* Given instruction *
Repeat the listing that follows, character for character, minus the pictures.

Dataset items:
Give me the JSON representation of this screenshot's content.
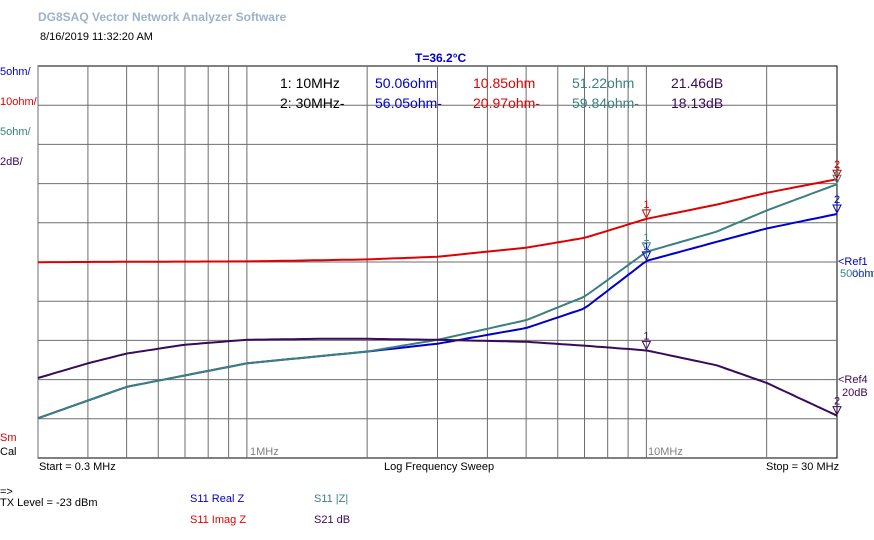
{
  "header": {
    "app_title": "DG8SAQ Vector Network Analyzer Software",
    "timestamp": "8/16/2019   11:32:20 AM",
    "temperature": "T=36.2°C"
  },
  "scales": [
    {
      "label": "5ohm/",
      "color": "#0000cc"
    },
    {
      "label": "10ohm/",
      "color": "#e00000"
    },
    {
      "label": "5ohm/",
      "color": "#3a8080"
    },
    {
      "label": "2dB/",
      "color": "#3a0a5a"
    }
  ],
  "bottom_left": {
    "sm": "Sm",
    "cal": "Cal"
  },
  "markers": [
    {
      "label": "1: 10MHz",
      "real_z": "50.06ohm",
      "imag_z": "10.85ohm",
      "abs_z": "51.22ohm",
      "s21": "21.46dB"
    },
    {
      "label": "2: 30MHz-",
      "real_z": "56.05ohm-",
      "imag_z": "20.97ohm-",
      "abs_z": "59.84ohm-",
      "s21": "18.13dB"
    }
  ],
  "ref_labels": {
    "ref1": "<Ref1",
    "ref1_val": "50ohm",
    "ref_hidden": "0ohm",
    "ref4": "<Ref4",
    "ref4_val": "20dB"
  },
  "footer": {
    "start": "Start = 0.3 MHz",
    "sweep": "Log Frequency Sweep",
    "stop": "Stop = 30 MHz",
    "arrow": "=>",
    "tx_level": "TX Level = -23 dBm"
  },
  "legend": [
    {
      "label": "S11  Real Z",
      "color": "#0000cc"
    },
    {
      "label": "S11  |Z|",
      "color": "#3a8080"
    },
    {
      "label": "S11  Imag Z",
      "color": "#e00000"
    },
    {
      "label": "S21  dB",
      "color": "#3a0a5a"
    }
  ],
  "chart_data": {
    "type": "line",
    "x_scale": "log",
    "xlim_mhz": [
      0.3,
      30
    ],
    "x_tick_labels": [
      "1MHz",
      "10MHz"
    ],
    "series": [
      {
        "name": "S11  Real Z",
        "unit": "ohm",
        "color": "#0000cc",
        "x": [
          0.3,
          0.5,
          1,
          2,
          3,
          5,
          7,
          10,
          15,
          20,
          30
        ],
        "y": [
          30,
          34,
          37,
          38.5,
          39.5,
          41.5,
          44,
          50.06,
          52.5,
          54.2,
          56.05
        ]
      },
      {
        "name": "S11  |Z|",
        "unit": "ohm",
        "color": "#3a8080",
        "x": [
          0.3,
          0.5,
          1,
          2,
          3,
          5,
          7,
          10,
          15,
          20,
          30
        ],
        "y": [
          30,
          34,
          37,
          38.5,
          40,
          42.5,
          45.5,
          51.22,
          53.8,
          56.5,
          59.84
        ]
      },
      {
        "name": "S11  Imag Z",
        "unit": "ohm",
        "color": "#e00000",
        "x": [
          0.3,
          0.5,
          1,
          2,
          3,
          5,
          7,
          10,
          15,
          20,
          30
        ],
        "y": [
          -0.2,
          -0.1,
          0,
          0.5,
          1.2,
          3.5,
          6,
          10.85,
          14.5,
          17.5,
          20.97
        ]
      },
      {
        "name": "S21  dB",
        "unit": "dB",
        "color": "#3a0a5a",
        "x": [
          0.3,
          0.4,
          0.5,
          0.7,
          1,
          1.5,
          2,
          3,
          5,
          7,
          10,
          15,
          20,
          30
        ],
        "y": [
          20.05,
          20.8,
          21.3,
          21.75,
          22,
          22.05,
          22.05,
          22,
          21.9,
          21.7,
          21.46,
          20.7,
          19.8,
          18.13
        ]
      }
    ],
    "markers_mhz": [
      10,
      30
    ]
  }
}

* Finished answer *
Give me the JSON representation of this screenshot's content.
{
  "header": {
    "app_title": "DG8SAQ Vector Network Analyzer Software",
    "timestamp": "8/16/2019   11:32:20 AM",
    "temperature": "T=36.2°C"
  },
  "scales": [
    {
      "label": "5ohm/",
      "color": "#0000cc"
    },
    {
      "label": "10ohm/",
      "color": "#e00000"
    },
    {
      "label": "5ohm/",
      "color": "#3a8080"
    },
    {
      "label": "2dB/",
      "color": "#3a0a5a"
    }
  ],
  "bottom_left": {
    "sm": "Sm",
    "cal": "Cal"
  },
  "markers": [
    {
      "label": "1: 10MHz",
      "real_z": "50.06ohm",
      "imag_z": "10.85ohm",
      "abs_z": "51.22ohm",
      "s21": "21.46dB"
    },
    {
      "label": "2: 30MHz-",
      "real_z": "56.05ohm-",
      "imag_z": "20.97ohm-",
      "abs_z": "59.84ohm-",
      "s21": "18.13dB"
    }
  ],
  "ref_labels": {
    "ref1": "<Ref1",
    "ref1_val": "50ohm",
    "ref_hidden": "0ohm",
    "ref4": "<Ref4",
    "ref4_val": "20dB"
  },
  "footer": {
    "start": "Start = 0.3 MHz",
    "sweep": "Log Frequency Sweep",
    "stop": "Stop = 30 MHz",
    "arrow": "=>",
    "tx_level": "TX Level = -23 dBm"
  },
  "legend": [
    {
      "label": "S11  Real Z",
      "color": "#0000cc"
    },
    {
      "label": "S11  |Z|",
      "color": "#3a8080"
    },
    {
      "label": "S11  Imag Z",
      "color": "#e00000"
    },
    {
      "label": "S21  dB",
      "color": "#3a0a5a"
    }
  ],
  "chart_data": {
    "type": "line",
    "x_scale": "log",
    "xlim_mhz": [
      0.3,
      30
    ],
    "x_tick_labels": [
      "1MHz",
      "10MHz"
    ],
    "series": [
      {
        "name": "S11  Real Z",
        "unit": "ohm",
        "color": "#0000cc",
        "x": [
          0.3,
          0.5,
          1,
          2,
          3,
          5,
          7,
          10,
          15,
          20,
          30
        ],
        "y": [
          30,
          34,
          37,
          38.5,
          39.5,
          41.5,
          44,
          50.06,
          52.5,
          54.2,
          56.05
        ]
      },
      {
        "name": "S11  |Z|",
        "unit": "ohm",
        "color": "#3a8080",
        "x": [
          0.3,
          0.5,
          1,
          2,
          3,
          5,
          7,
          10,
          15,
          20,
          30
        ],
        "y": [
          30,
          34,
          37,
          38.5,
          40,
          42.5,
          45.5,
          51.22,
          53.8,
          56.5,
          59.84
        ]
      },
      {
        "name": "S11  Imag Z",
        "unit": "ohm",
        "color": "#e00000",
        "x": [
          0.3,
          0.5,
          1,
          2,
          3,
          5,
          7,
          10,
          15,
          20,
          30
        ],
        "y": [
          -0.2,
          -0.1,
          0,
          0.5,
          1.2,
          3.5,
          6,
          10.85,
          14.5,
          17.5,
          20.97
        ]
      },
      {
        "name": "S21  dB",
        "unit": "dB",
        "color": "#3a0a5a",
        "x": [
          0.3,
          0.4,
          0.5,
          0.7,
          1,
          1.5,
          2,
          3,
          5,
          7,
          10,
          15,
          20,
          30
        ],
        "y": [
          20.05,
          20.8,
          21.3,
          21.75,
          22,
          22.05,
          22.05,
          22,
          21.9,
          21.7,
          21.46,
          20.7,
          19.8,
          18.13
        ]
      }
    ],
    "markers_mhz": [
      10,
      30
    ]
  }
}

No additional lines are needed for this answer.